Jacob Sweetman: Reflections on Neukölln and Oldkölln

Where better to watch the friendly between France and Germany than in my local kebab shop. It is the place where Berlin really exists, and where the old faces still prop up their old tables.

When Kadir Nurman invented the döner kebab in Berlin in the early 1970s he was presumably just hungry. He, presumably, had some fatty meat, some veggies, a bit of sauce and a piece of bread left over. But his invention offered an extension to everyday life, to give reminiscences and arguments a place to be held outside of pubs, outside of expensive restaurants. It was to Nurman that I raised a cheap Schultheiss last night as I watched Germany beat France for the first time in years, but as I sat in the kebab shop that has been my restaurant on the corner of my street the last four or so years I slipped into a maudlin mood and raised a glass to absent friends, and to those who will not be here much longer.

It wasn’t a very exciting game it has to be said – friendlies rarely are – but the warmth of the kebab shop is always inviting. You can smoke to your lungs’ content there, putting away the beers in a small windowed extension to the corner restaurant that holds only a small bar, a metal counter and a couple of time worn fruit machines. The old guys in there are the same every day. They are my neighbours. They have cracks in their faces deeper than the Mariana Trench, they jabber and argue in voices so swollen with bass from the cigarillos and fags puffed constantly that only their friends and snakes can understand the full sentences. The pronunciation is guttural, those Gs that become Js that become Ys. The vowels are often as incomprehensible as the hacking coughs that fill the thick air.

=== Required task 1 ===
Write out the portion of the kebab shop reflection starting at "It wasn’t a" and ending at "the thick air.".

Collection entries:
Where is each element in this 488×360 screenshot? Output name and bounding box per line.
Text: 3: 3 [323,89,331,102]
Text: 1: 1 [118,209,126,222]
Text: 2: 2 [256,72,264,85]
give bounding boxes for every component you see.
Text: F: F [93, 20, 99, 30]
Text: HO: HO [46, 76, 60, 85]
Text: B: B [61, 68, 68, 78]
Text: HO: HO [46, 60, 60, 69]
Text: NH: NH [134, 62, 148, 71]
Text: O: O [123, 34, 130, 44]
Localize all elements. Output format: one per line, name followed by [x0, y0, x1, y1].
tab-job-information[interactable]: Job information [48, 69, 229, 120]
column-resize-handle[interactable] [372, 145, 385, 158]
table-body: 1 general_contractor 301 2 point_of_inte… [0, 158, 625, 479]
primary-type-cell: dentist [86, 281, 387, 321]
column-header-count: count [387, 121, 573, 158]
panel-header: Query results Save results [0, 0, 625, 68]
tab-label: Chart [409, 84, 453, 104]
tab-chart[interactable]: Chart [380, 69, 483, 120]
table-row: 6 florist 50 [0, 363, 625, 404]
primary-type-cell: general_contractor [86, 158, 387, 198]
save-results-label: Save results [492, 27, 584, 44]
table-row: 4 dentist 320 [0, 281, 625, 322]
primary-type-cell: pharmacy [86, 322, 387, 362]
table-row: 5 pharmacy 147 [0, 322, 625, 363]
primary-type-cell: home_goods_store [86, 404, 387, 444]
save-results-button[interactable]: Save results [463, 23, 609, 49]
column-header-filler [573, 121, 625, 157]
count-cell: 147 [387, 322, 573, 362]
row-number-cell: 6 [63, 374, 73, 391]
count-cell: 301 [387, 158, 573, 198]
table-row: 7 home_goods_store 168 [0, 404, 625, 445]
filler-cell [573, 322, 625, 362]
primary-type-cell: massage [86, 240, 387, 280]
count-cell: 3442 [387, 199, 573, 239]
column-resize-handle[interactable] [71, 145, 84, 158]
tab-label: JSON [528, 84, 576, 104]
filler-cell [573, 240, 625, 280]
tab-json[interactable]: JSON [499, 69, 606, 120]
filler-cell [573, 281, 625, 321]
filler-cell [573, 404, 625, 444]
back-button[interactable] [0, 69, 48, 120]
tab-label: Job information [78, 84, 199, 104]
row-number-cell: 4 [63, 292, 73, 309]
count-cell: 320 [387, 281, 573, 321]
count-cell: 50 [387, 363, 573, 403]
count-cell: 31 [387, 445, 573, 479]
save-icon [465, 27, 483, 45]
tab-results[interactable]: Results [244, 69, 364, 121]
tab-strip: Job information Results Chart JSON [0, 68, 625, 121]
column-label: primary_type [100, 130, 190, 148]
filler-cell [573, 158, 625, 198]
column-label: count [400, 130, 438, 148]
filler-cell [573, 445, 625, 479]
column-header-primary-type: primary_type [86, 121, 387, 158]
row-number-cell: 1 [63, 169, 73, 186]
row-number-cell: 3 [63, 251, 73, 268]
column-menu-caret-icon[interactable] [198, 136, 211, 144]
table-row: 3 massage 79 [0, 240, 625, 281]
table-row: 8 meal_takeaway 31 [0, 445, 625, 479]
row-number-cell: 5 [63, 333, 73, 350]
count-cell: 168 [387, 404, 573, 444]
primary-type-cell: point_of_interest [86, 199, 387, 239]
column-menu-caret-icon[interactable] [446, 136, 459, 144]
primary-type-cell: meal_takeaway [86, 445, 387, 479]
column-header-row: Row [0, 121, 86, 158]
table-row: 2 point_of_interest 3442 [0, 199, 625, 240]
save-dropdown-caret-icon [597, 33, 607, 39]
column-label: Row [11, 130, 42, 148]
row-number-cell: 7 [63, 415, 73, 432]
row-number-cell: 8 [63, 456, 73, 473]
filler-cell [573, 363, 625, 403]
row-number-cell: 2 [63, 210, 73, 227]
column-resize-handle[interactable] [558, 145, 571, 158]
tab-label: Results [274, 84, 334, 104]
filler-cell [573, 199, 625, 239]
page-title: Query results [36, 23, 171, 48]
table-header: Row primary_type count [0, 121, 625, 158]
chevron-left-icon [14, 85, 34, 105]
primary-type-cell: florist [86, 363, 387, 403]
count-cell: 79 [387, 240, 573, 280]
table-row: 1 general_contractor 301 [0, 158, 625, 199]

=== Required task 2 ===
Find each line of the records that contains the string "menu", matching case exactly, and copy every such line.

=== Final result 1 ===
It wasn’t a very exciting game it has to be said – friendlies rarely are – but the warmth of the kebab shop is always inviting. You can smoke to your lungs’ content there, putting away the beers in a small windowed extension to the corner restaurant that holds only a small bar, a metal counter and a couple of time worn fruit machines. The old guys in there are the same every day. They are my neighbours. They have cracks in their faces deeper than the Mariana Trench, they jabber and argue in voices so swollen with bass from the cigarillos and fags puffed constantly that only their friends and snakes can understand the full sentences. The pronunciation is guttural, those Gs that become Js that become Ys. The vowels are often as incomprehensible as the hacking coughs that fill the thick air.

=== Final result 2 ===
column-menu-caret-icon[interactable] [198, 136, 211, 144]
column-menu-caret-icon[interactable] [446, 136, 459, 144]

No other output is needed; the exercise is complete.